# To do
Word for word, restate every line of the listing that follows.

>>>

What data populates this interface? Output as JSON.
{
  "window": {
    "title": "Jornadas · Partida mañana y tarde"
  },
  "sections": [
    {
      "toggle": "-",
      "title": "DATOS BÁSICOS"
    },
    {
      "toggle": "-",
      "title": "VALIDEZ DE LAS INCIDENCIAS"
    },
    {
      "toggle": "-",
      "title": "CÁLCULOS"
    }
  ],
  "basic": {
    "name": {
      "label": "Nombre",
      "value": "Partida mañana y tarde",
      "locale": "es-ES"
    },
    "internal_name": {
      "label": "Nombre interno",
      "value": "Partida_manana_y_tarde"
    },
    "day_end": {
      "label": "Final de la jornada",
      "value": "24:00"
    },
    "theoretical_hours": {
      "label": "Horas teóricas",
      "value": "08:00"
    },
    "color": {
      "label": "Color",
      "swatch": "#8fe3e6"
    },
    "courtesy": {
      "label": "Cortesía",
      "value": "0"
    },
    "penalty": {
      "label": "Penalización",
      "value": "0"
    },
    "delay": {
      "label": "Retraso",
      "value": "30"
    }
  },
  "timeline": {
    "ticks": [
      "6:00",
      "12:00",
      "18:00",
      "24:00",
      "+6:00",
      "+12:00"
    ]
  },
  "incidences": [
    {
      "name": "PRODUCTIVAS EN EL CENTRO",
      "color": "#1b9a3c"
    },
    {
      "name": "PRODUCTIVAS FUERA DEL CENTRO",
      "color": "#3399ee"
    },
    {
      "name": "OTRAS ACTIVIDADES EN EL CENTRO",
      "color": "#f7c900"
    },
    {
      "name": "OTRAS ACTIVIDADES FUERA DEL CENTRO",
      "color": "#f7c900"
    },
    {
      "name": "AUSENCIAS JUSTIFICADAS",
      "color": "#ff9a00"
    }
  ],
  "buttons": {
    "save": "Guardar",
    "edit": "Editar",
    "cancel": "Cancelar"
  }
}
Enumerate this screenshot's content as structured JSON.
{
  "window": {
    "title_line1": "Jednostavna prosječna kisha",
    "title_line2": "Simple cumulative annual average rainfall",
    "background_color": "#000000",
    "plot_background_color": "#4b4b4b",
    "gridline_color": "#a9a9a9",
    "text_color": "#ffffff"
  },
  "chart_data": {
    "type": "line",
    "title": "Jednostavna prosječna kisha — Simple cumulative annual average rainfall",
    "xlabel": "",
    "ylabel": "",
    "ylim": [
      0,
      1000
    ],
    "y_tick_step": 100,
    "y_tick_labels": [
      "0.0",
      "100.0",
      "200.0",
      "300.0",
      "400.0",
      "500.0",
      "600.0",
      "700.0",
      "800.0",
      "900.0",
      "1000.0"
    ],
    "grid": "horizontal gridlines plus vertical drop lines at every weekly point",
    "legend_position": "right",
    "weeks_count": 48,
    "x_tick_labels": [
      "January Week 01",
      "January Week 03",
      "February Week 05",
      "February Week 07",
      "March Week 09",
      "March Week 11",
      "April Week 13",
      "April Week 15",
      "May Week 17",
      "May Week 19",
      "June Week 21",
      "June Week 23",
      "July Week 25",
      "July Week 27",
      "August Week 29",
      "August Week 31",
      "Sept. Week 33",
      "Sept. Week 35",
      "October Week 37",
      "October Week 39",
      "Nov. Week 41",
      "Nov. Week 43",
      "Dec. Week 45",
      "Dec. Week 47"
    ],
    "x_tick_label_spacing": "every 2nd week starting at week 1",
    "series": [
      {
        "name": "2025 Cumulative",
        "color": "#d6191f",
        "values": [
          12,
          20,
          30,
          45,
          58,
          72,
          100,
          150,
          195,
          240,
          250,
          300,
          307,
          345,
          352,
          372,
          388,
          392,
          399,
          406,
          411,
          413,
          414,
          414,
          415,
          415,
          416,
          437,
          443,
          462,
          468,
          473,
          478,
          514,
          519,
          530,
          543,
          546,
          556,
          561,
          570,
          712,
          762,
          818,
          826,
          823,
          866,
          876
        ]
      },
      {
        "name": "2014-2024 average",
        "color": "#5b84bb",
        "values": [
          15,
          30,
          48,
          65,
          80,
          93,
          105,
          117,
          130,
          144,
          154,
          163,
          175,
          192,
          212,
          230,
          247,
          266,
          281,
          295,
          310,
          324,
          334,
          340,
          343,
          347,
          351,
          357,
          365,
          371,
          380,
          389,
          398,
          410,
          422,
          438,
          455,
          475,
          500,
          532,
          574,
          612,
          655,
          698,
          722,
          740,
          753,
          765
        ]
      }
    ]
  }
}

<<<

# Worked answer
What data populates this interface? Output as JSON.
{
  "window": {
    "title": "Jornadas · Partida mañana y tarde"
  },
  "sections": [
    {
      "toggle": "-",
      "title": "DATOS BÁSICOS"
    },
    {
      "toggle": "-",
      "title": "VALIDEZ DE LAS INCIDENCIAS"
    },
    {
      "toggle": "-",
      "title": "CÁLCULOS"
    }
  ],
  "basic": {
    "name": {
      "label": "Nombre",
      "value": "Partida mañana y tarde",
      "locale": "es-ES"
    },
    "internal_name": {
      "label": "Nombre interno",
      "value": "Partida_manana_y_tarde"
    },
    "day_end": {
      "label": "Final de la jornada",
      "value": "24:00"
    },
    "theoretical_hours": {
      "label": "Horas teóricas",
      "value": "08:00"
    },
    "color": {
      "label": "Color",
      "swatch": "#8fe3e6"
    },
    "courtesy": {
      "label": "Cortesía",
      "value": "0"
    },
    "penalty": {
      "label": "Penalización",
      "value": "0"
    },
    "delay": {
      "label": "Retraso",
      "value": "30"
    }
  },
  "timeline": {
    "ticks": [
      "6:00",
      "12:00",
      "18:00",
      "24:00",
      "+6:00",
      "+12:00"
    ]
  },
  "incidences": [
    {
      "name": "PRODUCTIVAS EN EL CENTRO",
      "color": "#1b9a3c"
    },
    {
      "name": "PRODUCTIVAS FUERA DEL CENTRO",
      "color": "#3399ee"
    },
    {
      "name": "OTRAS ACTIVIDADES EN EL CENTRO",
      "color": "#f7c900"
    },
    {
      "name": "OTRAS ACTIVIDADES FUERA DEL CENTRO",
      "color": "#f7c900"
    },
    {
      "name": "AUSENCIAS JUSTIFICADAS",
      "color": "#ff9a00"
    }
  ],
  "buttons": {
    "save": "Guardar",
    "edit": "Editar",
    "cancel": "Cancelar"
  }
}
Enumerate this screenshot's content as structured JSON.
{
  "window": {
    "title_line1": "Jednostavna prosječna kisha",
    "title_line2": "Simple cumulative annual average rainfall",
    "background_color": "#000000",
    "plot_background_color": "#4b4b4b",
    "gridline_color": "#a9a9a9",
    "text_color": "#ffffff"
  },
  "chart_data": {
    "type": "line",
    "title": "Jednostavna prosječna kisha — Simple cumulative annual average rainfall",
    "xlabel": "",
    "ylabel": "",
    "ylim": [
      0,
      1000
    ],
    "y_tick_step": 100,
    "y_tick_labels": [
      "0.0",
      "100.0",
      "200.0",
      "300.0",
      "400.0",
      "500.0",
      "600.0",
      "700.0",
      "800.0",
      "900.0",
      "1000.0"
    ],
    "grid": "horizontal gridlines plus vertical drop lines at every weekly point",
    "legend_position": "right",
    "weeks_count": 48,
    "x_tick_labels": [
      "January Week 01",
      "January Week 03",
      "February Week 05",
      "February Week 07",
      "March Week 09",
      "March Week 11",
      "April Week 13",
      "April Week 15",
      "May Week 17",
      "May Week 19",
      "June Week 21",
      "June Week 23",
      "July Week 25",
      "July Week 27",
      "August Week 29",
      "August Week 31",
      "Sept. Week 33",
      "Sept. Week 35",
      "October Week 37",
      "October Week 39",
      "Nov. Week 41",
      "Nov. Week 43",
      "Dec. Week 45",
      "Dec. Week 47"
    ],
    "x_tick_label_spacing": "every 2nd week starting at week 1",
    "series": [
      {
        "name": "2025 Cumulative",
        "color": "#d6191f",
        "values": [
          12,
          20,
          30,
          45,
          58,
          72,
          100,
          150,
          195,
          240,
          250,
          300,
          307,
          345,
          352,
          372,
          388,
          392,
          399,
          406,
          411,
          413,
          414,
          414,
          415,
          415,
          416,
          437,
          443,
          462,
          468,
          473,
          478,
          514,
          519,
          530,
          543,
          546,
          556,
          561,
          570,
          712,
          762,
          818,
          826,
          823,
          866,
          876
        ]
      },
      {
        "name": "2014-2024 average",
        "color": "#5b84bb",
        "values": [
          15,
          30,
          48,
          65,
          80,
          93,
          105,
          117,
          130,
          144,
          154,
          163,
          175,
          192,
          212,
          230,
          247,
          266,
          281,
          295,
          310,
          324,
          334,
          340,
          343,
          347,
          351,
          357,
          365,
          371,
          380,
          389,
          398,
          410,
          422,
          438,
          455,
          475,
          500,
          532,
          574,
          612,
          655,
          698,
          722,
          740,
          753,
          765
        ]
      }
    ]
  }
}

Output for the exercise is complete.